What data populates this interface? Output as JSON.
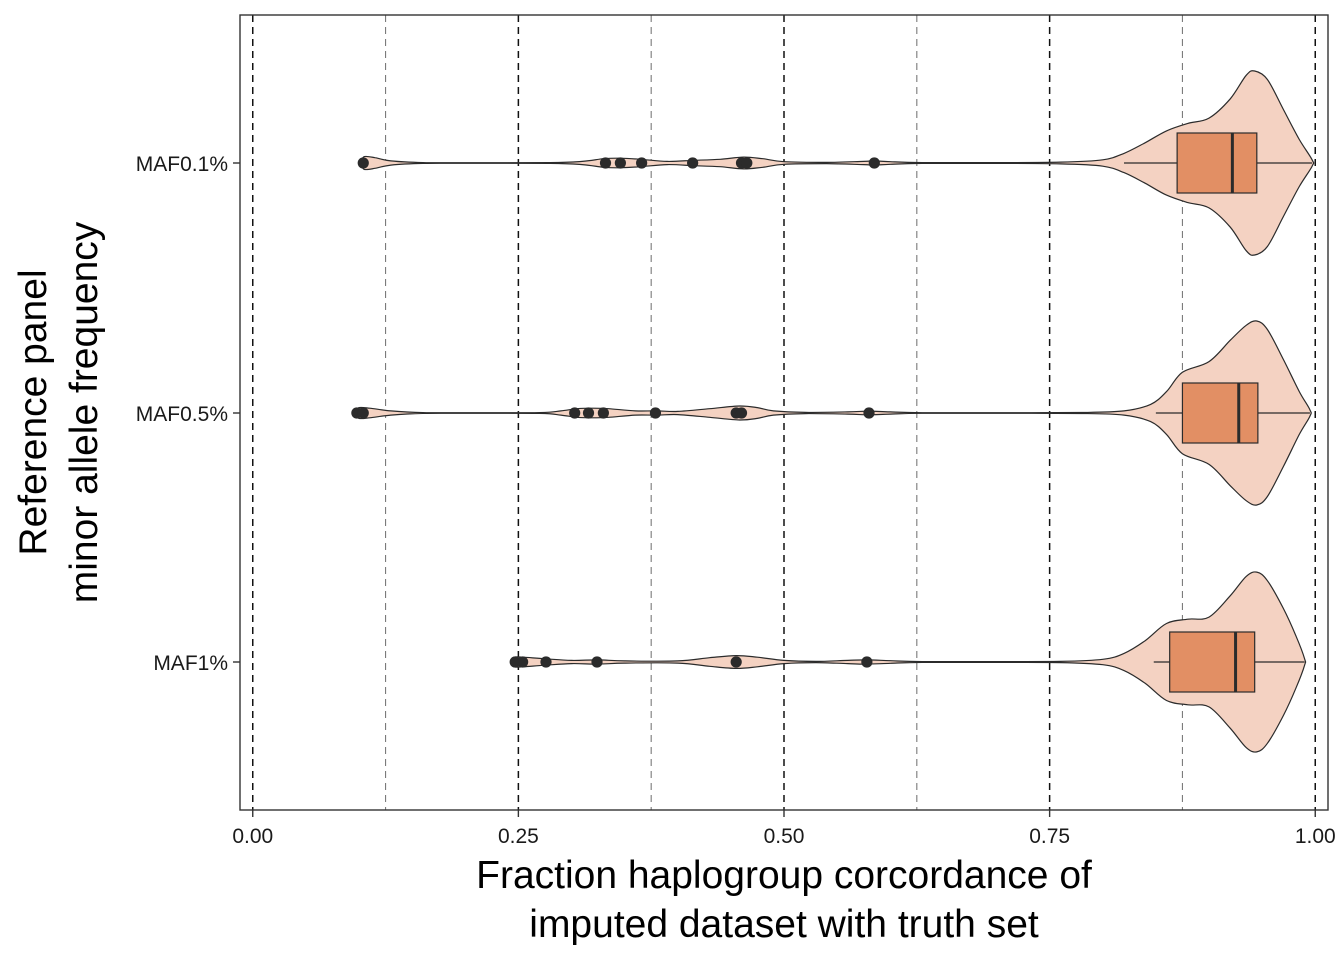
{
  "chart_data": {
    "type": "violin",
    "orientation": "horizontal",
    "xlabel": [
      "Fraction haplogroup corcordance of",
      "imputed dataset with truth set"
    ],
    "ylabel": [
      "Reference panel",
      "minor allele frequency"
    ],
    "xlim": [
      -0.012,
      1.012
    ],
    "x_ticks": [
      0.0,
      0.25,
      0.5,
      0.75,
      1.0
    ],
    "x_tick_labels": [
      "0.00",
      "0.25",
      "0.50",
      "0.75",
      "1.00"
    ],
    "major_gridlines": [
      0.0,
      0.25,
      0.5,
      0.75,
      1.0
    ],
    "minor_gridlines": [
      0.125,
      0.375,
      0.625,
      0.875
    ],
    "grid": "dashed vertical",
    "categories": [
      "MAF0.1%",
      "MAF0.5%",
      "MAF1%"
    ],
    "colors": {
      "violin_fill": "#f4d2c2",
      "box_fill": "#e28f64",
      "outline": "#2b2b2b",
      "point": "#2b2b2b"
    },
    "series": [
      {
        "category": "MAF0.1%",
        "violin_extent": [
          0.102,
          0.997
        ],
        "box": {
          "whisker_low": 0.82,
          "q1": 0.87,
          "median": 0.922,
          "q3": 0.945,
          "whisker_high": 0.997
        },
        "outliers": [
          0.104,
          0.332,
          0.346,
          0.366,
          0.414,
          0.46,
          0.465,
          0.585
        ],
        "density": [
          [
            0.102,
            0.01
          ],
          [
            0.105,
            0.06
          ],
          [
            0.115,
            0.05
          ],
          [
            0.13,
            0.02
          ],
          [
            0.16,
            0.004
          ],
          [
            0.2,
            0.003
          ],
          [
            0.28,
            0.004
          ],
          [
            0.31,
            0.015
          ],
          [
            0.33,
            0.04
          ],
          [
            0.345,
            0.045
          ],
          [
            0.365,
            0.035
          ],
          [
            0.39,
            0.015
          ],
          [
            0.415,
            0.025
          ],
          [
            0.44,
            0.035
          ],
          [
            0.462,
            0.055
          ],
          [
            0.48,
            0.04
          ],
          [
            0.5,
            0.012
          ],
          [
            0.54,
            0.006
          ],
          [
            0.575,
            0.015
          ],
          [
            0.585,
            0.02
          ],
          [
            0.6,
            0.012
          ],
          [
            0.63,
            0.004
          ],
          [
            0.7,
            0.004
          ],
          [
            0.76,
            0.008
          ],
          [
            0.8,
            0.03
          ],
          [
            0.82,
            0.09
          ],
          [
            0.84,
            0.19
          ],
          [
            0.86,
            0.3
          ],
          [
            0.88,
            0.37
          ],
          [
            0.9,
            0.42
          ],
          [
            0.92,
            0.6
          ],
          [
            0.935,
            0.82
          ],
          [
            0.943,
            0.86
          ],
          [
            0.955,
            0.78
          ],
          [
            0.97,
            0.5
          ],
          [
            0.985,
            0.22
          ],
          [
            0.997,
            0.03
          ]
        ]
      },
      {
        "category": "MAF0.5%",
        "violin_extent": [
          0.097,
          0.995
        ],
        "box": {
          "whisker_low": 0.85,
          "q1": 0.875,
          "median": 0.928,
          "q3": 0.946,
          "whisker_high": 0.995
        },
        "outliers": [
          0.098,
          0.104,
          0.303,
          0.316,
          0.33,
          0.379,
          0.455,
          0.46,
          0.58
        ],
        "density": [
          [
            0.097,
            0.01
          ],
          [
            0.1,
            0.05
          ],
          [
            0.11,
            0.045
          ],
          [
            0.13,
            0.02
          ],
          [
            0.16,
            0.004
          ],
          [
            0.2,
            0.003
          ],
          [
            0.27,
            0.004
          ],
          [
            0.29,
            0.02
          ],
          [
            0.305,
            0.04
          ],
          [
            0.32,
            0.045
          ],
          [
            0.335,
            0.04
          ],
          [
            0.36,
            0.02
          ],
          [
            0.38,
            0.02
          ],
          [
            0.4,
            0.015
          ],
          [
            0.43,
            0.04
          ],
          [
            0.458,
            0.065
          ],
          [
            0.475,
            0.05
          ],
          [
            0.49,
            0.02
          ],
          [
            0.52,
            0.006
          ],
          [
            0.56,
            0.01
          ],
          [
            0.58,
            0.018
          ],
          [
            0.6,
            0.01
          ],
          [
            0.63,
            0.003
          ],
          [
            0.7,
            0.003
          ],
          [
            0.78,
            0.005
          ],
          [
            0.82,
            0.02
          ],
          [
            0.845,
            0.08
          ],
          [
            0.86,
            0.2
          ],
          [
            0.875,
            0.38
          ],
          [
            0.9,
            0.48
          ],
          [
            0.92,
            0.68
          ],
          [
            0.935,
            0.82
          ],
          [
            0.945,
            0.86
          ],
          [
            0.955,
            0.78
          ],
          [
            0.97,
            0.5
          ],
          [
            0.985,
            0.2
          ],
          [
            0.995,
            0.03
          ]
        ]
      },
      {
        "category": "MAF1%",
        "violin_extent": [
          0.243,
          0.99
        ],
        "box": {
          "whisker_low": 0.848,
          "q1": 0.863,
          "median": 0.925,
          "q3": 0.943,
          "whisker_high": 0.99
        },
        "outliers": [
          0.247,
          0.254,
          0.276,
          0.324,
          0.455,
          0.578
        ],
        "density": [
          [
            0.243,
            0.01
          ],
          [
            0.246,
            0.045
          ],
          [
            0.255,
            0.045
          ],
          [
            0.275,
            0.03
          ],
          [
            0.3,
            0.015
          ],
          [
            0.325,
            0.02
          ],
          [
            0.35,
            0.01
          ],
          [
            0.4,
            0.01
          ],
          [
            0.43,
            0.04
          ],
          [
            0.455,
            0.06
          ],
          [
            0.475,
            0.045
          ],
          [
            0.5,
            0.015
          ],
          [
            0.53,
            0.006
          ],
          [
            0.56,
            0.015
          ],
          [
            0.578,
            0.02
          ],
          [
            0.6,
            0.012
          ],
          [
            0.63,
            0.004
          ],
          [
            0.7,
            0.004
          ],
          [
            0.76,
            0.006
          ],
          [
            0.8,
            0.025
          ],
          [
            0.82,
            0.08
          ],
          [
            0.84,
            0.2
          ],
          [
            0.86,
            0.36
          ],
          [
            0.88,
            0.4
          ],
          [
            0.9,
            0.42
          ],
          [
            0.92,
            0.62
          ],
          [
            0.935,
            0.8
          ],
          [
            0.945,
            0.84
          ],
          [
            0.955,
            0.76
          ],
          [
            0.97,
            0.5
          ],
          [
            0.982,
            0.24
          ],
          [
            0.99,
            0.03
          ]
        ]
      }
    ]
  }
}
——————————
From the records given above, copy all lines containing "category".

        "category": "MAF0.1%",
        "category": "MAF0.5%",
        "category": "MAF1%",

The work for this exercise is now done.